EXERCISE INSTRUCTIONS:
Copy every line of the data below without changing anything.

___ RECORDS SHOWN

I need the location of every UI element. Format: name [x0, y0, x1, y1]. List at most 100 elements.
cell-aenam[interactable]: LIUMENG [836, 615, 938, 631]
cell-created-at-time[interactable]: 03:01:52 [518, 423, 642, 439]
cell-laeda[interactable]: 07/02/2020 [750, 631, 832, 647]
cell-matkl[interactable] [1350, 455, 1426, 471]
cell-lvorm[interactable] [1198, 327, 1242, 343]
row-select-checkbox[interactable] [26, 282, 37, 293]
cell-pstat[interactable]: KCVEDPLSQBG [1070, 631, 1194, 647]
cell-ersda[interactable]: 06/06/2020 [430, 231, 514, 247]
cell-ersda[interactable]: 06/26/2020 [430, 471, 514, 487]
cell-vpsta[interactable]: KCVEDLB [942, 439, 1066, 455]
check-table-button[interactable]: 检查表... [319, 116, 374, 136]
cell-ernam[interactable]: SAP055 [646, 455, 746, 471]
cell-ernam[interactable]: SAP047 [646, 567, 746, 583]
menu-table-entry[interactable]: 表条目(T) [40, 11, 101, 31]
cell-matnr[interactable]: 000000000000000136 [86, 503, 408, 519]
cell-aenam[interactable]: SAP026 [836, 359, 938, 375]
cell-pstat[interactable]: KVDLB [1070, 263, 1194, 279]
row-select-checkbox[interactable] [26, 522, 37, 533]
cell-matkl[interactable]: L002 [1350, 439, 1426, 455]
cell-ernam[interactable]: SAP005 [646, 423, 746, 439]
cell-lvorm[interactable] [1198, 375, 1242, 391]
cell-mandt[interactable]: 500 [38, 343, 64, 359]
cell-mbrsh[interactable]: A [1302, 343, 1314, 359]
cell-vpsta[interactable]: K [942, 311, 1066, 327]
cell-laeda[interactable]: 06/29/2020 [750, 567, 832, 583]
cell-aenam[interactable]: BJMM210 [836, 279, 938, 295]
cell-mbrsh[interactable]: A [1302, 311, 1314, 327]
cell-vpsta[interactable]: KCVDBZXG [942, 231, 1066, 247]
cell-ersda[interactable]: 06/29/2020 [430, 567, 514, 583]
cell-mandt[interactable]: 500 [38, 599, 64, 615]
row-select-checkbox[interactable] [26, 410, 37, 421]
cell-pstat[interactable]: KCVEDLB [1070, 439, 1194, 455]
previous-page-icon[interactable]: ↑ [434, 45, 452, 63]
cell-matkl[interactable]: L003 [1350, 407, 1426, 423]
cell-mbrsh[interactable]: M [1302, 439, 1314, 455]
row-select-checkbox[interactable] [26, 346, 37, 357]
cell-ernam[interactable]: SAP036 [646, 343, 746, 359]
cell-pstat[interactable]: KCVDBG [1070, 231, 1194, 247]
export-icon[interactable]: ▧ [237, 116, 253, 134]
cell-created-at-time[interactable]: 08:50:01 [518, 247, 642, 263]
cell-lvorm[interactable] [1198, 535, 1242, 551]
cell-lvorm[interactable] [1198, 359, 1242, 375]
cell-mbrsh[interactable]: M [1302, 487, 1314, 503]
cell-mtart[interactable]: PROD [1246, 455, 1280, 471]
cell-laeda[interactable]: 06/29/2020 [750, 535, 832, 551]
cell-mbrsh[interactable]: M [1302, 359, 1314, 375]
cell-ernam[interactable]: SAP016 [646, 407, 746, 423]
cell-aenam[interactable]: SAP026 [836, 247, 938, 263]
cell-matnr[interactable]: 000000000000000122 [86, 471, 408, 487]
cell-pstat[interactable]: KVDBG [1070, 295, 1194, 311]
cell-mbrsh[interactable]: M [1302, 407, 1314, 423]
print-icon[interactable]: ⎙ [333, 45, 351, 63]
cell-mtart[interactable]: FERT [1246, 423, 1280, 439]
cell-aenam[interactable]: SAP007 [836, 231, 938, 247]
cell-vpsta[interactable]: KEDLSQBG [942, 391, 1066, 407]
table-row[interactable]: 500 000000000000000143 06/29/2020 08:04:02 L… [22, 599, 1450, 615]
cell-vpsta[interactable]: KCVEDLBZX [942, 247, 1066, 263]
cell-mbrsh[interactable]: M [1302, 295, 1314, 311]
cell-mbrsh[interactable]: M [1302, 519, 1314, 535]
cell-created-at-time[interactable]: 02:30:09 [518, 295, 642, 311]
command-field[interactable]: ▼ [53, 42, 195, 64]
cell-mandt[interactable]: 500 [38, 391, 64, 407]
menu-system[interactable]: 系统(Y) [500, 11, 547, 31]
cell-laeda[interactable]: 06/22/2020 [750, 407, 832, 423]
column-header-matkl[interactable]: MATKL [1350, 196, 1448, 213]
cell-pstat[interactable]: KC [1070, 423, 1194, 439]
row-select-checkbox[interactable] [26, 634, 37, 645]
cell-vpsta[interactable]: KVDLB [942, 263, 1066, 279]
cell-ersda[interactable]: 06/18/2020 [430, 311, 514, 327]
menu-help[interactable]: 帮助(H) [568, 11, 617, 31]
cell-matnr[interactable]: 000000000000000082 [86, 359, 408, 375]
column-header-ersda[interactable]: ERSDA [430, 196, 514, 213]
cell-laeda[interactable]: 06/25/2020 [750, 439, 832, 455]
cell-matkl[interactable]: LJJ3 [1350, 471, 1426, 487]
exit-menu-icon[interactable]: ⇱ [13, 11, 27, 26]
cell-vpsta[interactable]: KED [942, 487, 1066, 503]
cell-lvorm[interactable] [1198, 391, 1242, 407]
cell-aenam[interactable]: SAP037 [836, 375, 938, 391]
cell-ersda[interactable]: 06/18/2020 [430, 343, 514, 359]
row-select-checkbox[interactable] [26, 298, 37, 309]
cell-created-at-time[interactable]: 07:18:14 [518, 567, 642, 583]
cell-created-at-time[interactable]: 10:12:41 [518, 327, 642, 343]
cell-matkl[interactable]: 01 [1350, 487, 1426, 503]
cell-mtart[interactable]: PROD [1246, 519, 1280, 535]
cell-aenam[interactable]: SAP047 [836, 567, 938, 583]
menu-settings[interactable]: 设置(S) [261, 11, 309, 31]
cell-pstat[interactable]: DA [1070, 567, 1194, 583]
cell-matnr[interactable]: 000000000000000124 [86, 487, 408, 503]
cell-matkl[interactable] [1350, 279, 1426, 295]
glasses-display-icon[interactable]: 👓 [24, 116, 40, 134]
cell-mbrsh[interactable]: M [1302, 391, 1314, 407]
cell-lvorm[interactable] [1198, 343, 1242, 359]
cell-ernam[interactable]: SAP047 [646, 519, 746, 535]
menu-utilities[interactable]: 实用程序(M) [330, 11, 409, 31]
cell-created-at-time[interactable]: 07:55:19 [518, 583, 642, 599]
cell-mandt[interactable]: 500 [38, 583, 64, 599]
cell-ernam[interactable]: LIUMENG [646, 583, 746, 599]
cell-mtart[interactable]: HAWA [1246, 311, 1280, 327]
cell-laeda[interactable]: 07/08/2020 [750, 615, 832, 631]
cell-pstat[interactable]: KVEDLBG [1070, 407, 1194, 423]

______

RESPONSE FOR THIS EXERCISE:
I need the location of every UI element. Format: name [x0, y0, x1, y1]. List at most 100 elements.
cell-aenam[interactable]: LIUMENG [836, 615, 938, 631]
cell-created-at-time[interactable]: 03:01:52 [518, 423, 642, 439]
cell-laeda[interactable]: 07/02/2020 [750, 631, 832, 647]
cell-matkl[interactable] [1350, 455, 1426, 471]
cell-lvorm[interactable] [1198, 327, 1242, 343]
row-select-checkbox[interactable] [26, 282, 37, 293]
cell-pstat[interactable]: KCVEDPLSQBG [1070, 631, 1194, 647]
cell-ersda[interactable]: 06/06/2020 [430, 231, 514, 247]
cell-ersda[interactable]: 06/26/2020 [430, 471, 514, 487]
cell-vpsta[interactable]: KCVEDLB [942, 439, 1066, 455]
check-table-button[interactable]: 检查表... [319, 116, 374, 136]
cell-ernam[interactable]: SAP055 [646, 455, 746, 471]
cell-ernam[interactable]: SAP047 [646, 567, 746, 583]
menu-table-entry[interactable]: 表条目(T) [40, 11, 101, 31]
cell-matnr[interactable]: 000000000000000136 [86, 503, 408, 519]
cell-aenam[interactable]: SAP026 [836, 359, 938, 375]
cell-pstat[interactable]: KVDLB [1070, 263, 1194, 279]
row-select-checkbox[interactable] [26, 522, 37, 533]
cell-matkl[interactable]: L002 [1350, 439, 1426, 455]
cell-ernam[interactable]: SAP005 [646, 423, 746, 439]
cell-lvorm[interactable] [1198, 375, 1242, 391]
cell-mandt[interactable]: 500 [38, 343, 64, 359]
cell-mbrsh[interactable]: A [1302, 343, 1314, 359]
cell-vpsta[interactable]: K [942, 311, 1066, 327]
cell-laeda[interactable]: 06/29/2020 [750, 567, 832, 583]
cell-aenam[interactable]: BJMM210 [836, 279, 938, 295]
cell-mbrsh[interactable]: A [1302, 311, 1314, 327]
cell-vpsta[interactable]: KCVDBZXG [942, 231, 1066, 247]
cell-ersda[interactable]: 06/29/2020 [430, 567, 514, 583]
cell-mandt[interactable]: 500 [38, 599, 64, 615]
row-select-checkbox[interactable] [26, 410, 37, 421]
cell-pstat[interactable]: KCVEDLB [1070, 439, 1194, 455]
previous-page-icon[interactable]: ↑ [434, 45, 452, 63]
cell-matkl[interactable]: L003 [1350, 407, 1426, 423]
cell-mbrsh[interactable]: M [1302, 439, 1314, 455]
row-select-checkbox[interactable] [26, 346, 37, 357]
cell-ernam[interactable]: SAP036 [646, 343, 746, 359]
cell-pstat[interactable]: KCVDBG [1070, 231, 1194, 247]
export-icon[interactable]: ▧ [237, 116, 253, 134]
cell-created-at-time[interactable]: 08:50:01 [518, 247, 642, 263]
cell-lvorm[interactable] [1198, 535, 1242, 551]
cell-lvorm[interactable] [1198, 359, 1242, 375]
cell-mbrsh[interactable]: M [1302, 487, 1314, 503]
cell-mtart[interactable]: PROD [1246, 455, 1280, 471]
cell-laeda[interactable]: 06/29/2020 [750, 535, 832, 551]
cell-mbrsh[interactable]: M [1302, 359, 1314, 375]
cell-ernam[interactable]: SAP016 [646, 407, 746, 423]
cell-aenam[interactable]: SAP026 [836, 247, 938, 263]
cell-matnr[interactable]: 000000000000000122 [86, 471, 408, 487]
cell-pstat[interactable]: KVDBG [1070, 295, 1194, 311]
cell-mbrsh[interactable]: M [1302, 407, 1314, 423]
print-icon[interactable]: ⎙ [333, 45, 351, 63]
cell-mtart[interactable]: FERT [1246, 423, 1280, 439]
cell-aenam[interactable]: SAP007 [836, 231, 938, 247]
cell-vpsta[interactable]: KEDLSQBG [942, 391, 1066, 407]
table-row[interactable]: 500 000000000000000143 06/29/2020 08:04:02 L… [22, 599, 1450, 615]
cell-vpsta[interactable]: KCVEDLBZX [942, 247, 1066, 263]
cell-mbrsh[interactable]: M [1302, 295, 1314, 311]
cell-mbrsh[interactable]: M [1302, 519, 1314, 535]
cell-created-at-time[interactable]: 02:30:09 [518, 295, 642, 311]
command-field[interactable]: ▼ [53, 42, 195, 64]
cell-mandt[interactable]: 500 [38, 391, 64, 407]
menu-system[interactable]: 系统(Y) [500, 11, 547, 31]
cell-laeda[interactable]: 06/22/2020 [750, 407, 832, 423]
column-header-matkl[interactable]: MATKL [1350, 196, 1448, 213]
cell-pstat[interactable]: KC [1070, 423, 1194, 439]
row-select-checkbox[interactable] [26, 634, 37, 645]
cell-vpsta[interactable]: KVDLB [942, 263, 1066, 279]
cell-ersda[interactable]: 06/18/2020 [430, 311, 514, 327]
menu-help[interactable]: 帮助(H) [568, 11, 617, 31]
cell-matnr[interactable]: 000000000000000082 [86, 359, 408, 375]
column-header-ersda[interactable]: ERSDA [430, 196, 514, 213]
cell-laeda[interactable]: 06/25/2020 [750, 439, 832, 455]
cell-matkl[interactable]: LJJ3 [1350, 471, 1426, 487]
exit-menu-icon[interactable]: ⇱ [13, 11, 27, 26]
cell-vpsta[interactable]: KED [942, 487, 1066, 503]
cell-lvorm[interactable] [1198, 391, 1242, 407]
cell-aenam[interactable]: SAP037 [836, 375, 938, 391]
cell-ersda[interactable]: 06/18/2020 [430, 343, 514, 359]
row-select-checkbox[interactable] [26, 298, 37, 309]
cell-created-at-time[interactable]: 07:18:14 [518, 567, 642, 583]
cell-created-at-time[interactable]: 10:12:41 [518, 327, 642, 343]
cell-matkl[interactable]: 01 [1350, 487, 1426, 503]
cell-mtart[interactable]: PROD [1246, 519, 1280, 535]
cell-aenam[interactable]: SAP047 [836, 567, 938, 583]
menu-settings[interactable]: 设置(S) [261, 11, 309, 31]
cell-pstat[interactable]: DA [1070, 567, 1194, 583]
cell-matnr[interactable]: 000000000000000124 [86, 487, 408, 503]
cell-matkl[interactable] [1350, 279, 1426, 295]
glasses-display-icon[interactable]: 👓 [24, 116, 40, 134]
cell-mbrsh[interactable]: M [1302, 391, 1314, 407]
cell-lvorm[interactable] [1198, 343, 1242, 359]
cell-ernam[interactable]: SAP047 [646, 519, 746, 535]
menu-utilities[interactable]: 实用程序(M) [330, 11, 409, 31]
cell-created-at-time[interactable]: 07:55:19 [518, 583, 642, 599]
cell-mandt[interactable]: 500 [38, 583, 64, 599]
cell-ernam[interactable]: LIUMENG [646, 583, 746, 599]
cell-mtart[interactable]: HAWA [1246, 311, 1280, 327]
cell-laeda[interactable]: 07/08/2020 [750, 615, 832, 631]
cell-pstat[interactable]: KVEDLBG [1070, 407, 1194, 423]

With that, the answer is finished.